**Items from a figure collection:**
---------------
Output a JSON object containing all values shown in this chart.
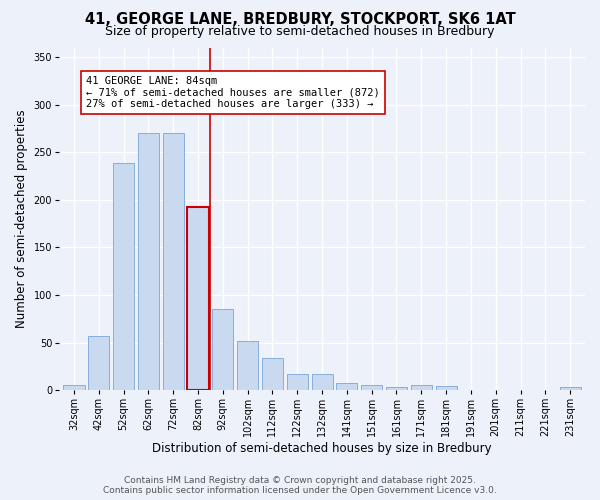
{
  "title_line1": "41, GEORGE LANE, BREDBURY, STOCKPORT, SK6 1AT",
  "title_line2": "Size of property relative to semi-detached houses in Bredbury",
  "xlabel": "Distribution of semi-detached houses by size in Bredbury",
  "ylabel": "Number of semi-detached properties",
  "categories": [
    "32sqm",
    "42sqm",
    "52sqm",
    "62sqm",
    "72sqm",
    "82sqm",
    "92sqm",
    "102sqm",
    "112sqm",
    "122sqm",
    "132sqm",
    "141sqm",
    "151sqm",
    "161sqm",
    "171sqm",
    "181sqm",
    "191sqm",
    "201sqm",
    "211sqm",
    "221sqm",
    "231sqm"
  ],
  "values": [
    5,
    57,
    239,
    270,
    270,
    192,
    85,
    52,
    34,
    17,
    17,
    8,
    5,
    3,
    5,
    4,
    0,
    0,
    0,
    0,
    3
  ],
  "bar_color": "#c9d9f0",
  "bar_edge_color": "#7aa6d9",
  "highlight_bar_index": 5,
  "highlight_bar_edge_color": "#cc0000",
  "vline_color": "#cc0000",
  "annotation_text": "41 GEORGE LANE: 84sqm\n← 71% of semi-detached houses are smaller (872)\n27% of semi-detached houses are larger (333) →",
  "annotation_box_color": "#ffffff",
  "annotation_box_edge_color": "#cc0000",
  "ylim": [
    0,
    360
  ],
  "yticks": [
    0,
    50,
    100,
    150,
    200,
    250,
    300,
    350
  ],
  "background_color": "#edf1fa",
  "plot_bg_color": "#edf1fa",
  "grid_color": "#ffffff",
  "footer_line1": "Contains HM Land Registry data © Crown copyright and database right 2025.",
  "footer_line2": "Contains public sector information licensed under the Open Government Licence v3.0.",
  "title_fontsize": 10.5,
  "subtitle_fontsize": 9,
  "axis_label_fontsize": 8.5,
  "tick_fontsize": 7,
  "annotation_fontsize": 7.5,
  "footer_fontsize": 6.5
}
---------------
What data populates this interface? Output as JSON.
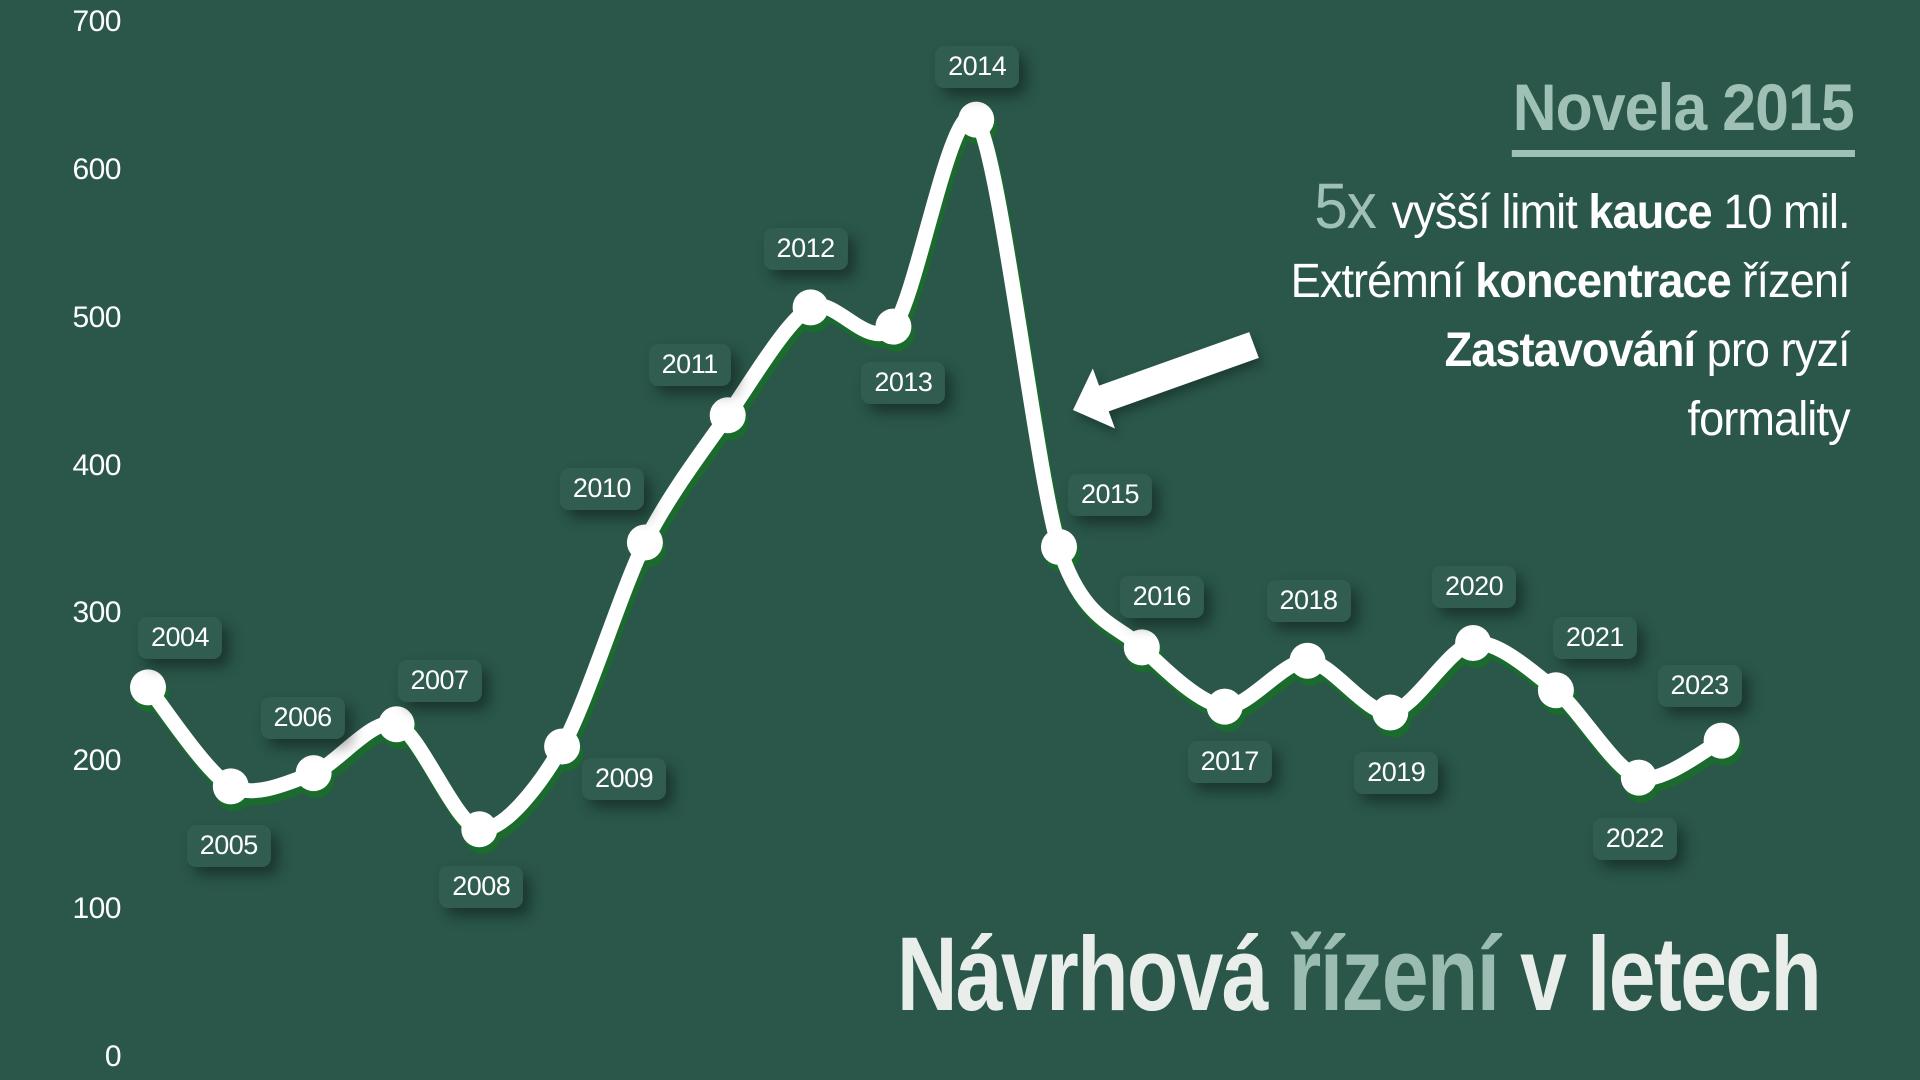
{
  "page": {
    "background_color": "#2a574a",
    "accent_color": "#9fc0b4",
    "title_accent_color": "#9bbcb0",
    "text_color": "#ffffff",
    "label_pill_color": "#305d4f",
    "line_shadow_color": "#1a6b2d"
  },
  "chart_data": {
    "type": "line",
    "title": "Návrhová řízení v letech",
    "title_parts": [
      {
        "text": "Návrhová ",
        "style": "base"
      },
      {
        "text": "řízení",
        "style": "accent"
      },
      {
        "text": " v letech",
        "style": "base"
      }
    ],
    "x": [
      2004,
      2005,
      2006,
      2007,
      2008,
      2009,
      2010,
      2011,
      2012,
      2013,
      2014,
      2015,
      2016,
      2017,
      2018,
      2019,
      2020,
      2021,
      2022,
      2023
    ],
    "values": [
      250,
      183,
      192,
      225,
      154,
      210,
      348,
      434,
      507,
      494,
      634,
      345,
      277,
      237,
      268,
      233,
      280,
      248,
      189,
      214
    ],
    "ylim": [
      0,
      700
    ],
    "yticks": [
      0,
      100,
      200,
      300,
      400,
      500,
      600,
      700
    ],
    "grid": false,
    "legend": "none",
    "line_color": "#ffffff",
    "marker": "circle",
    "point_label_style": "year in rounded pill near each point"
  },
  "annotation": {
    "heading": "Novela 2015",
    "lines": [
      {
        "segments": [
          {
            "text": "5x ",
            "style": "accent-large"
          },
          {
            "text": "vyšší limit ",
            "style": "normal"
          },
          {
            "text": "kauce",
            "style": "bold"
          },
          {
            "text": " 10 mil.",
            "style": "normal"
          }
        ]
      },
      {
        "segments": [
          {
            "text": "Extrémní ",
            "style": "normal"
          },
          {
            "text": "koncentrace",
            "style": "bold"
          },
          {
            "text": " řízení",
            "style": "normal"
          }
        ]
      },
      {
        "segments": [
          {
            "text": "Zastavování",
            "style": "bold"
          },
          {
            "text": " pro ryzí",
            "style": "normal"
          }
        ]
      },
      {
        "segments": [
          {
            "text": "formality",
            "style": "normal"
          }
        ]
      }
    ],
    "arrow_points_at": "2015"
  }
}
---------------
**WRITTEN INSTRUCTION:** Check every line for "Contains" and show the ones that have it.

**PROBLEM SOLUTION:**
  "footer_line1": "Contains HM Land Registry data © Crown copyright and database right 2025.",
  "footer_line2": "Contains public sector information licensed under the Open Government Licence v3.0.",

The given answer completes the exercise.